Work to do: Gather all lines with the word "screenshot" in them.

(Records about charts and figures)
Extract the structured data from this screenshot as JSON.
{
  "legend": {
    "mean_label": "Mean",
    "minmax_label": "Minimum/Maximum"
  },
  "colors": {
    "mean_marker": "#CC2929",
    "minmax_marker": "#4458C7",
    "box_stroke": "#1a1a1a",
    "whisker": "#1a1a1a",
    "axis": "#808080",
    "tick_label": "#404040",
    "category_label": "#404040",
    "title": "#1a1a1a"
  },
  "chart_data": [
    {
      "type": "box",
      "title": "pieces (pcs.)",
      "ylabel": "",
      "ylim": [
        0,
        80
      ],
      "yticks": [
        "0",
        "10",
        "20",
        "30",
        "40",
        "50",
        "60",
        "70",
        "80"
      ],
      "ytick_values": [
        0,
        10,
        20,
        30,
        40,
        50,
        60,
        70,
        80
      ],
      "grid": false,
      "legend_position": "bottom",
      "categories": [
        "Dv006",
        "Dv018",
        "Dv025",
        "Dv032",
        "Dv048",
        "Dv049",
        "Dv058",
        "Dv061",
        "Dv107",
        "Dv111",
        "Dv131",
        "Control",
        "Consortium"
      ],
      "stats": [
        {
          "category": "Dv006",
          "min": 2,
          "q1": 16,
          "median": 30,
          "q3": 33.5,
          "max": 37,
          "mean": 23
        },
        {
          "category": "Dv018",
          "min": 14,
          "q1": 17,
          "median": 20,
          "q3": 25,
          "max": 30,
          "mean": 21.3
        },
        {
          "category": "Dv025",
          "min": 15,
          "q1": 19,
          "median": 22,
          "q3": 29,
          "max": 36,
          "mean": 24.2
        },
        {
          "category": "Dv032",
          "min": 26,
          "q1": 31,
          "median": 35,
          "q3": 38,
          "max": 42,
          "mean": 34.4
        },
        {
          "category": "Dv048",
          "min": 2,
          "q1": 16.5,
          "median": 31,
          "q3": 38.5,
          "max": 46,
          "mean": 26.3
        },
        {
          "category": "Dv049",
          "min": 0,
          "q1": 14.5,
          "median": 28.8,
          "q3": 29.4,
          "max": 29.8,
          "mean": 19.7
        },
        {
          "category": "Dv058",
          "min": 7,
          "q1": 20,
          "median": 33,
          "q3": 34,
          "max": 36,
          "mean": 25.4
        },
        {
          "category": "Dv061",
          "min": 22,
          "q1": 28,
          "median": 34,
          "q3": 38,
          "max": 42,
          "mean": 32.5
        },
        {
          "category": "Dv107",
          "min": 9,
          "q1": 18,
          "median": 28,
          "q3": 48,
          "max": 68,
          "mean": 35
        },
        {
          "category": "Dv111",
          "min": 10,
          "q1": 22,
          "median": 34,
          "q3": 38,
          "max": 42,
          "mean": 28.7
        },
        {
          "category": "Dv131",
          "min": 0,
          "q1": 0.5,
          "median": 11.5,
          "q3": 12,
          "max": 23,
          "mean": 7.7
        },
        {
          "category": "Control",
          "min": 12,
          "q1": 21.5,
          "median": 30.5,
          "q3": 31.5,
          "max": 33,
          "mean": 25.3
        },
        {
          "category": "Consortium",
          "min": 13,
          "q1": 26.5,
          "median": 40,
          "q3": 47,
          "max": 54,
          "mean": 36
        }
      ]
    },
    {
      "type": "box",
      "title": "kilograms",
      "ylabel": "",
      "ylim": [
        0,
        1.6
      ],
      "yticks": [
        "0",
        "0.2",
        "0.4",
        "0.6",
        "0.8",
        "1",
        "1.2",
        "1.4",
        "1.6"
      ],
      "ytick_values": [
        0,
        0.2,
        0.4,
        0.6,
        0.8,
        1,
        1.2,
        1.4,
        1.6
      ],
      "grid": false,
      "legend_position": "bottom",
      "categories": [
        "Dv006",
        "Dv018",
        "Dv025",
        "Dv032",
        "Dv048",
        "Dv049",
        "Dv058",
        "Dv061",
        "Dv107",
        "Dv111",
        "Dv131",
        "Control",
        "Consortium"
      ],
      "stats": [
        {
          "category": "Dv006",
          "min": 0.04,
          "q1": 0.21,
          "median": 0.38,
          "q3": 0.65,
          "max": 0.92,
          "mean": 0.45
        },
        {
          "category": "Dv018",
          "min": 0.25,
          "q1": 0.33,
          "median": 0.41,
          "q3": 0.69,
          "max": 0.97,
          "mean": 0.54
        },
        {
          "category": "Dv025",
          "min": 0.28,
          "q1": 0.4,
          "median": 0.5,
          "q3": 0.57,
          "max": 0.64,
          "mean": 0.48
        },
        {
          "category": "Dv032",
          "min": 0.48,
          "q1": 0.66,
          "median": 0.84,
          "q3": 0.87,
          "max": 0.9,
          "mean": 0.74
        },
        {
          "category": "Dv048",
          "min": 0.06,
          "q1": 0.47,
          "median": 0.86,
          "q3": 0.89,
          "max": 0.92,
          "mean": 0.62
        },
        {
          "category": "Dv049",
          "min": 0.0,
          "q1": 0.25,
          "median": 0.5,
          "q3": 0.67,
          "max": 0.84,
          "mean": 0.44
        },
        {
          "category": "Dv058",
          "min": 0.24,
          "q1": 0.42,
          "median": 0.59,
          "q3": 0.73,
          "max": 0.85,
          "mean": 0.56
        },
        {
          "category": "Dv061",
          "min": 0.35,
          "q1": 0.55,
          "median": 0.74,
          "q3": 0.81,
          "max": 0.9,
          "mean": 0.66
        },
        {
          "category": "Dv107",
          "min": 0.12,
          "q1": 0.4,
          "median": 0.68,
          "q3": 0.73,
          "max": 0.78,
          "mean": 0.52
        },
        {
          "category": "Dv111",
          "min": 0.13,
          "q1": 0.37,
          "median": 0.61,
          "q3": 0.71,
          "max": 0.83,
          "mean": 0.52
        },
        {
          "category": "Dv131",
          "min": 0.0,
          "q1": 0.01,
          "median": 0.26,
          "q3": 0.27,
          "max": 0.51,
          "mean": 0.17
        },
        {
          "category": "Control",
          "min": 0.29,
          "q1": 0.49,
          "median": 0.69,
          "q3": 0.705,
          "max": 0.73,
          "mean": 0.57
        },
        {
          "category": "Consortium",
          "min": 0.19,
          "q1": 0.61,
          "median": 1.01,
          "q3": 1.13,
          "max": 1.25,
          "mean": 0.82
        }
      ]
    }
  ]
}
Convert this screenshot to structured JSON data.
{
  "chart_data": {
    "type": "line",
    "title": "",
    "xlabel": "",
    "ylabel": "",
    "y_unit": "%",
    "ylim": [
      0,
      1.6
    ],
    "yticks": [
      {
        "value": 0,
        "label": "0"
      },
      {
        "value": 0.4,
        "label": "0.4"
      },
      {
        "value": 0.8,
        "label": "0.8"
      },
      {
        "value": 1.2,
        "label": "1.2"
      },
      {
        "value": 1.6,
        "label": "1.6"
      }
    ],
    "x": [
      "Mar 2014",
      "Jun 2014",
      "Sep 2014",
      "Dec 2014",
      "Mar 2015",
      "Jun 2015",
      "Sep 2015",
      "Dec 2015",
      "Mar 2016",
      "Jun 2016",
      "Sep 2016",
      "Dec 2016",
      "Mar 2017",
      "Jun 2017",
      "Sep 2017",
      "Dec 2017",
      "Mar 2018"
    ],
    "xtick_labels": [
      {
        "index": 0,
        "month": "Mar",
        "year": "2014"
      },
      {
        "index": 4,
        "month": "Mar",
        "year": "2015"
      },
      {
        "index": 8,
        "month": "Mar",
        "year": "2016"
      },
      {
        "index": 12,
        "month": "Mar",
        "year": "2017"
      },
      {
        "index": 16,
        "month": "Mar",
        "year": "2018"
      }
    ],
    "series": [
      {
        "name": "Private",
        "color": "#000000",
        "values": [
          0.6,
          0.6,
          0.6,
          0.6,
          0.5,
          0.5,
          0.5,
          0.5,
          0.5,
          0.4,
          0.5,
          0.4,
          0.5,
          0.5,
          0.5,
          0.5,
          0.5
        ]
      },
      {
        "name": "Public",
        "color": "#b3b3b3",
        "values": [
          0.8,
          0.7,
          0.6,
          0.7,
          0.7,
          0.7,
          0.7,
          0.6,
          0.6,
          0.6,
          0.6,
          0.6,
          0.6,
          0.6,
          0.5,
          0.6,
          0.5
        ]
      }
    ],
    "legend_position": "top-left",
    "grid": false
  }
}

Output of the task:
Extract the structured data from this screenshot as JSON.
Convert this screenshot to structured JSON data.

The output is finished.